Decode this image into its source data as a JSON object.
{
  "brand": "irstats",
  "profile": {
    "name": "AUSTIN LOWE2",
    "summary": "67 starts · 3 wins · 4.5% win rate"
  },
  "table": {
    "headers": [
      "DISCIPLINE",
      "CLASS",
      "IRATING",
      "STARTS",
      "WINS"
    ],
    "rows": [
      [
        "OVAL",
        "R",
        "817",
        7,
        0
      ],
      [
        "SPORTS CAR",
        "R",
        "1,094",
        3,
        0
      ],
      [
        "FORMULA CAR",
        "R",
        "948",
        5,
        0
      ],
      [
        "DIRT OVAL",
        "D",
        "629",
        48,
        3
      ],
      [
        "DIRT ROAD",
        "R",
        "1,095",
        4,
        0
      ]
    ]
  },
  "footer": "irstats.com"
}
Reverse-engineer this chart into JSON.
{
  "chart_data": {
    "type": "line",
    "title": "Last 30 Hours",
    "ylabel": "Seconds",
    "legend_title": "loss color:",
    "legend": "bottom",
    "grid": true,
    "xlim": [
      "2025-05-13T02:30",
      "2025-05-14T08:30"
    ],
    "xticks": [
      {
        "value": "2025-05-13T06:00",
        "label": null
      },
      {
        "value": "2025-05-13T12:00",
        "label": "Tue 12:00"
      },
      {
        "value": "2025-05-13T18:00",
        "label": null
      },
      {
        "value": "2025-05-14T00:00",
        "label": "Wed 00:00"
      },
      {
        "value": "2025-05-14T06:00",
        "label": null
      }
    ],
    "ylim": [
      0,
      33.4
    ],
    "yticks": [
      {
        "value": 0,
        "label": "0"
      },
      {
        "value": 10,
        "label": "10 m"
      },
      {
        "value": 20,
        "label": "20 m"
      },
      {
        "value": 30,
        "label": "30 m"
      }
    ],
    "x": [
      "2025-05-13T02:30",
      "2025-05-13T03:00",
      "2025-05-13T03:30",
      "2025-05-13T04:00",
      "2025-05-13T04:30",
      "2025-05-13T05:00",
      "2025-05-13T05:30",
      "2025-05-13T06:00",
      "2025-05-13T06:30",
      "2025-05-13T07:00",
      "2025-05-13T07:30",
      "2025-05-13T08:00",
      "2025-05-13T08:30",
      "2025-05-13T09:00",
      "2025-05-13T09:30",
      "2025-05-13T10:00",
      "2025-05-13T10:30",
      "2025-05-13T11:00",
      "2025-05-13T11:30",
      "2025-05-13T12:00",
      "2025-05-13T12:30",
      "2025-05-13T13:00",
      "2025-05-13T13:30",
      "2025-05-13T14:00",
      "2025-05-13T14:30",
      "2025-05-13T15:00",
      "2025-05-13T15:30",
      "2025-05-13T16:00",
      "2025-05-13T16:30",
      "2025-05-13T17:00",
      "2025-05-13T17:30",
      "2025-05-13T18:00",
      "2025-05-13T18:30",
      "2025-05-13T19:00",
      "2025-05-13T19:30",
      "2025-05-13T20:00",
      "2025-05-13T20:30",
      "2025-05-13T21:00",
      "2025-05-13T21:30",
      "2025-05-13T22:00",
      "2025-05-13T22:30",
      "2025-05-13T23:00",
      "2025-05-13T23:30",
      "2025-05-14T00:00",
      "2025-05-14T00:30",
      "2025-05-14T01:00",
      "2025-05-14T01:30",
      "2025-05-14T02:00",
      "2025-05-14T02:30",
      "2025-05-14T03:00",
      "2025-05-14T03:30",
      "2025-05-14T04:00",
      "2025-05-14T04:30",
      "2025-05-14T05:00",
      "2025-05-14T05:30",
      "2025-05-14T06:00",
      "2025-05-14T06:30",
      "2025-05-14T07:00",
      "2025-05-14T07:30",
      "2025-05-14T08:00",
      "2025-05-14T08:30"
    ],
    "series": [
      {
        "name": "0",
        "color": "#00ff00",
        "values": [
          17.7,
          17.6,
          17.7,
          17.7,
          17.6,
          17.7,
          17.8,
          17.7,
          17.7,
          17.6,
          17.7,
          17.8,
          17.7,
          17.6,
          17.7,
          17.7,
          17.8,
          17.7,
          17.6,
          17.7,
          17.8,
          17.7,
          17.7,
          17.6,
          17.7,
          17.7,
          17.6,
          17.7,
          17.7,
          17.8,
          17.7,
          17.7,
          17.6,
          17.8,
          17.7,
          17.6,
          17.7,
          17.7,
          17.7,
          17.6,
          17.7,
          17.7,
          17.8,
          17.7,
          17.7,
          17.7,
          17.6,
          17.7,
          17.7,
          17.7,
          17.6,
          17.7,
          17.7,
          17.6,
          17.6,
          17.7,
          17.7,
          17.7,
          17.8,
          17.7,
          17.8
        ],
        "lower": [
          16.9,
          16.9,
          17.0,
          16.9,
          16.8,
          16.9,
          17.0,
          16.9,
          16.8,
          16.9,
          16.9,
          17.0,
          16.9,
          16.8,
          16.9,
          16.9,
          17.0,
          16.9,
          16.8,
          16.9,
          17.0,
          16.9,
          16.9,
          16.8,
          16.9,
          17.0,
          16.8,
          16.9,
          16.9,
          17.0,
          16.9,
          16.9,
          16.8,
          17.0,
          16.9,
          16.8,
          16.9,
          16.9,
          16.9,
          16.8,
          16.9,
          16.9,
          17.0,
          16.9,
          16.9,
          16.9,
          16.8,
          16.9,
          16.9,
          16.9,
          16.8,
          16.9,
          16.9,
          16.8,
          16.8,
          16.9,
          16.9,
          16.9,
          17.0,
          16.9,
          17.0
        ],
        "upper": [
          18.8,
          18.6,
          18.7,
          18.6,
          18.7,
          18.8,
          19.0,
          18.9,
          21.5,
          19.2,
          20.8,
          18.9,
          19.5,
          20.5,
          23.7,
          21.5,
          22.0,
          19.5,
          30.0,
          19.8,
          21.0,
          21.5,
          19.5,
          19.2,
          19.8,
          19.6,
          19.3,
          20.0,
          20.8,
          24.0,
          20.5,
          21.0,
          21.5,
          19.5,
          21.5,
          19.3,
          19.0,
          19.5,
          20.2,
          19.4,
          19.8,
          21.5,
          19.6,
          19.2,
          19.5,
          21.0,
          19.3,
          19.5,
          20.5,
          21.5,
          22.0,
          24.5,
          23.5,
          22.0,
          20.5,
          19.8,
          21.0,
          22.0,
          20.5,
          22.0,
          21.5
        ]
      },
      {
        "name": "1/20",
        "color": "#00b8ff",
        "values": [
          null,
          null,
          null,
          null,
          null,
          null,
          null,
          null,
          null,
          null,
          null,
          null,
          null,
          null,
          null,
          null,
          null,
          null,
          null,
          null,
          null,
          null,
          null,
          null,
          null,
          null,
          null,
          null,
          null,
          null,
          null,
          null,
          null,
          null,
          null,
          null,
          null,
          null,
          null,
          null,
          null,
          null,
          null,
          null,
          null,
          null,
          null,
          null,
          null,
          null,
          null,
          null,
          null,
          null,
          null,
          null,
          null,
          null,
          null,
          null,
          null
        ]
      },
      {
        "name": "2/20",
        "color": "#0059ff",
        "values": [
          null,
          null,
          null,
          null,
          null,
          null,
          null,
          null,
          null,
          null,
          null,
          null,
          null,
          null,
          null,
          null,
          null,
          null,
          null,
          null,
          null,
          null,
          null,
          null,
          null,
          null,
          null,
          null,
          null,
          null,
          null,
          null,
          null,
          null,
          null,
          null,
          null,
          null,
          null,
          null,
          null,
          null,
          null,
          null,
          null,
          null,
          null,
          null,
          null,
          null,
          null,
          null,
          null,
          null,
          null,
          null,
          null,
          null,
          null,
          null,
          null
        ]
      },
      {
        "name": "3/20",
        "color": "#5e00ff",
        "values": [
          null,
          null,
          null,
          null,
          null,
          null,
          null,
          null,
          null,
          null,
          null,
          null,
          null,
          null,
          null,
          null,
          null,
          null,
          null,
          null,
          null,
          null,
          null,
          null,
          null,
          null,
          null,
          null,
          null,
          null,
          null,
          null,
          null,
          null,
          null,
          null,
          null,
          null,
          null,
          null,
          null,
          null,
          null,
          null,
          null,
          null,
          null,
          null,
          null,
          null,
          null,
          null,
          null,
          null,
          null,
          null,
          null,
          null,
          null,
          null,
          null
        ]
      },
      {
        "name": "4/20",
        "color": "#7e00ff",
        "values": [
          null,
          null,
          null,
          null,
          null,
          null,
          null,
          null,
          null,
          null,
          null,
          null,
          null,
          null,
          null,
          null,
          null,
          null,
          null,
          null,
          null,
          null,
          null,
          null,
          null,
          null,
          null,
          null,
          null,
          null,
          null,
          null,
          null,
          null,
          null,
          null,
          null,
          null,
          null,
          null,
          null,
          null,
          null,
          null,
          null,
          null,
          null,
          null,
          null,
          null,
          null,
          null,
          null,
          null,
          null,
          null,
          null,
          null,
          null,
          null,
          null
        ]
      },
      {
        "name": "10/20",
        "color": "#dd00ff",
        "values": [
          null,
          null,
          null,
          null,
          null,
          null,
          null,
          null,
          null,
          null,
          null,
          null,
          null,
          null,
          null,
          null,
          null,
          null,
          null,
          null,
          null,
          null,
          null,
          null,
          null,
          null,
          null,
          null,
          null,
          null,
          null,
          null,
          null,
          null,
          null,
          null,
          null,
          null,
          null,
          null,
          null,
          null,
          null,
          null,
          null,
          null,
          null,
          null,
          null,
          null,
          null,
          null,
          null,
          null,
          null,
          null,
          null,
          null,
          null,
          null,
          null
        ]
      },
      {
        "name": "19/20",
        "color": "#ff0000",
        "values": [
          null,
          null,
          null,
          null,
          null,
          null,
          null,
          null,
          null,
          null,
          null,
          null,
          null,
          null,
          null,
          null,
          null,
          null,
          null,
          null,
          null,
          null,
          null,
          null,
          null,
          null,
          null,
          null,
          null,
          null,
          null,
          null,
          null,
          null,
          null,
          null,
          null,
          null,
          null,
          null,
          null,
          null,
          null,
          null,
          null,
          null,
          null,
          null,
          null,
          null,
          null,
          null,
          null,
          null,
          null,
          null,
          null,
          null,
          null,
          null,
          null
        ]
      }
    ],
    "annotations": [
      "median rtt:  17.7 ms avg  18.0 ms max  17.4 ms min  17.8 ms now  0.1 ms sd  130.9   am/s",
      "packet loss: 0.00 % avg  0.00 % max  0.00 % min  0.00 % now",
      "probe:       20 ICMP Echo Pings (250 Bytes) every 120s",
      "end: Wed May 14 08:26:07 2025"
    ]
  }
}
==
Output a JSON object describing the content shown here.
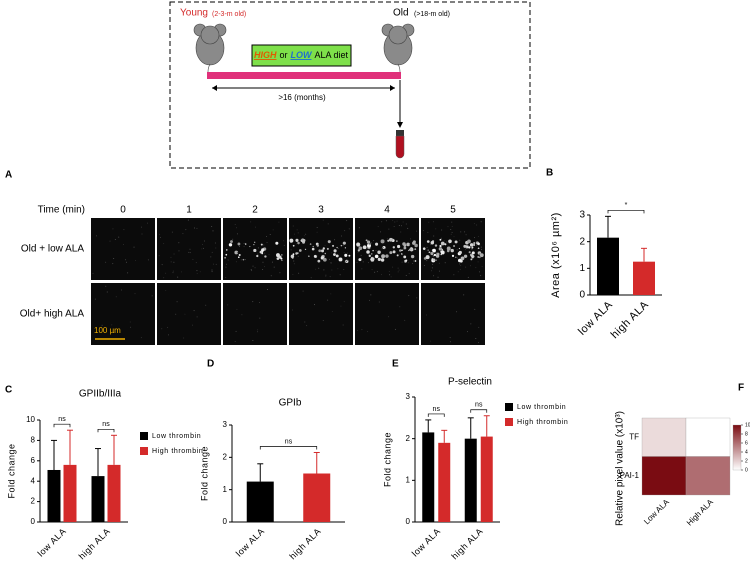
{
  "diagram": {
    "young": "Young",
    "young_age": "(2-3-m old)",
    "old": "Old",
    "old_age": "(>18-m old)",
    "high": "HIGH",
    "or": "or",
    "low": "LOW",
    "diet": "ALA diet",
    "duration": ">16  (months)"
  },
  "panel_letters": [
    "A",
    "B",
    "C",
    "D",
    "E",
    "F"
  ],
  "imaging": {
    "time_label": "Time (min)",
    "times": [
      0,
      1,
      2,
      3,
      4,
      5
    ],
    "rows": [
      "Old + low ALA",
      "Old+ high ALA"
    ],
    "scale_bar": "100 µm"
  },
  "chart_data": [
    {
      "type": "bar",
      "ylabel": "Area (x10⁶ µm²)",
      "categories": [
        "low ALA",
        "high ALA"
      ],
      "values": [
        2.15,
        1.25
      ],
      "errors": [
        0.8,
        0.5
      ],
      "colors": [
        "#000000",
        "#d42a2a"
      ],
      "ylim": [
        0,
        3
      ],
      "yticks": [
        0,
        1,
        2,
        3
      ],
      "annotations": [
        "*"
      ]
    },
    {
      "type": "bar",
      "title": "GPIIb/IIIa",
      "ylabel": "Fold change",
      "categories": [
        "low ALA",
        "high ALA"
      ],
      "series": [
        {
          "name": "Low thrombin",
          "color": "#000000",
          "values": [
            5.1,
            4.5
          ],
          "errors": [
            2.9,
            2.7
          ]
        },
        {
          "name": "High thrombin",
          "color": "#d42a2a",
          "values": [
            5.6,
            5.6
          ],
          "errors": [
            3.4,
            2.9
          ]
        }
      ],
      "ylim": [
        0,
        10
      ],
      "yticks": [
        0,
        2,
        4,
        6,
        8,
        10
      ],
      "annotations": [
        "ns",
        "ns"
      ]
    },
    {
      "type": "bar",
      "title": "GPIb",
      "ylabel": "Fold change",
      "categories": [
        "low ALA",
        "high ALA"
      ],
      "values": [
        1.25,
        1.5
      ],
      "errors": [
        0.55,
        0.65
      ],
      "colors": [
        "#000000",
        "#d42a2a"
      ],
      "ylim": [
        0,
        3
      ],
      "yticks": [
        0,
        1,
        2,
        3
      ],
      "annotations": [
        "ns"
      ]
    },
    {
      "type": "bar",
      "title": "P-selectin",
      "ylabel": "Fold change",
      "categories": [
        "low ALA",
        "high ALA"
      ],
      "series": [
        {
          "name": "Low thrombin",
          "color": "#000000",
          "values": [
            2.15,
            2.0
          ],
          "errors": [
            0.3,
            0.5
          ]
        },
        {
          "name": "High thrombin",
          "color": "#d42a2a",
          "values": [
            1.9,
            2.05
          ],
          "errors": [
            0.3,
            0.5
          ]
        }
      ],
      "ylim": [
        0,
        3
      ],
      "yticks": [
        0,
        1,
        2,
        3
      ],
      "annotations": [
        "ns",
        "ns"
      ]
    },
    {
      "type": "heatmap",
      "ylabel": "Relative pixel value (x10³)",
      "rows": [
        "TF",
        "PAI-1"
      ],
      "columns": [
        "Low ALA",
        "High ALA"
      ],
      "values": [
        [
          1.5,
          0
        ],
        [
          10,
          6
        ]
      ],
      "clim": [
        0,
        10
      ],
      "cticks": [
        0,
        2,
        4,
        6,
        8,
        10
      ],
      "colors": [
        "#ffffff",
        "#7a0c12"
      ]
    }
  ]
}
* * *
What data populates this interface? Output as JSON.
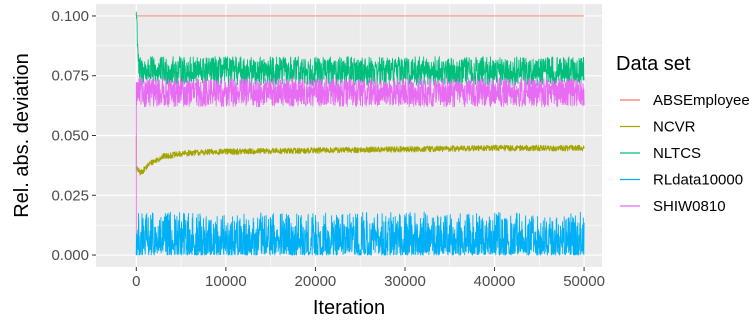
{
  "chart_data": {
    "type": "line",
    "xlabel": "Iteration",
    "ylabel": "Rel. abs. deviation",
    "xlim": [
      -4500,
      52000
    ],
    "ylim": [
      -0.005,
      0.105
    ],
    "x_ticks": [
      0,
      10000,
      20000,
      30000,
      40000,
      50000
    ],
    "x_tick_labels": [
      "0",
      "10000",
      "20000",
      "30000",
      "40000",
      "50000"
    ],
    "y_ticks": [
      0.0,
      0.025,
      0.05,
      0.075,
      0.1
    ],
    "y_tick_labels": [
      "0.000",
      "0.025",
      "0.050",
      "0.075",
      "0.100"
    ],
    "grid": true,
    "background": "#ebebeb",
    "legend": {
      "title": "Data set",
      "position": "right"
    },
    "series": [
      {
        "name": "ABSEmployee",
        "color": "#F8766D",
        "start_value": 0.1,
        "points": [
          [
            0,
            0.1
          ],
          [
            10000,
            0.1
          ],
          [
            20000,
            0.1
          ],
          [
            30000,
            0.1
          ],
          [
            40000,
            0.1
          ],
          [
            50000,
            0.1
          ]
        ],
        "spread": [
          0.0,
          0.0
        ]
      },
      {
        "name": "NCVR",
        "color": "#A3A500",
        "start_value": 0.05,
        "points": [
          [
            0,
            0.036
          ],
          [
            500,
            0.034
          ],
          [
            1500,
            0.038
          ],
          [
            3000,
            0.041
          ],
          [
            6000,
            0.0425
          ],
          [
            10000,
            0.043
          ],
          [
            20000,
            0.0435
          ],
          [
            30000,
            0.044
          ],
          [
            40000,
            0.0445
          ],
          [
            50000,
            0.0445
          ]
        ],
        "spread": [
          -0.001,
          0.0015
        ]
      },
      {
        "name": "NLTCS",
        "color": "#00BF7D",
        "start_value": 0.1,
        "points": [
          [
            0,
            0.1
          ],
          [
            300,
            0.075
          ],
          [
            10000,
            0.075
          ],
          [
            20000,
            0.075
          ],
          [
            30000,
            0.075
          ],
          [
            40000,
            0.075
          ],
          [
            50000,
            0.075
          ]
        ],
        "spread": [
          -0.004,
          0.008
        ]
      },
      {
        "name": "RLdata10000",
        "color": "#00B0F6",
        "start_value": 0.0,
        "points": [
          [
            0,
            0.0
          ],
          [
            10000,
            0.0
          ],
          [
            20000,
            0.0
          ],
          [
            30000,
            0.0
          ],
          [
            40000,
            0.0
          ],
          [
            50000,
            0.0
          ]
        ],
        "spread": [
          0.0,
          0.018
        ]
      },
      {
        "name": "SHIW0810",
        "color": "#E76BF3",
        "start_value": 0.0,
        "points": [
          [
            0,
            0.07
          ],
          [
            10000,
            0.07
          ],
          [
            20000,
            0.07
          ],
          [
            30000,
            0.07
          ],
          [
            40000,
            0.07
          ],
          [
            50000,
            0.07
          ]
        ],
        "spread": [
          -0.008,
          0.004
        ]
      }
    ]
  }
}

» **Brief**: Check every line for "ylabel" and show the ones that have it.

» **Complete output**:
    "ylabel": "Seconds",
      "ylabel": "Area (x10⁶ µm²)",
      "ylabel": "Fold change",
      "ylabel": "Fold change",
      "ylabel": "Fold change",
      "ylabel": "Relative pixel value (x10³)",
    "ylabel": "Rel. abs. deviation",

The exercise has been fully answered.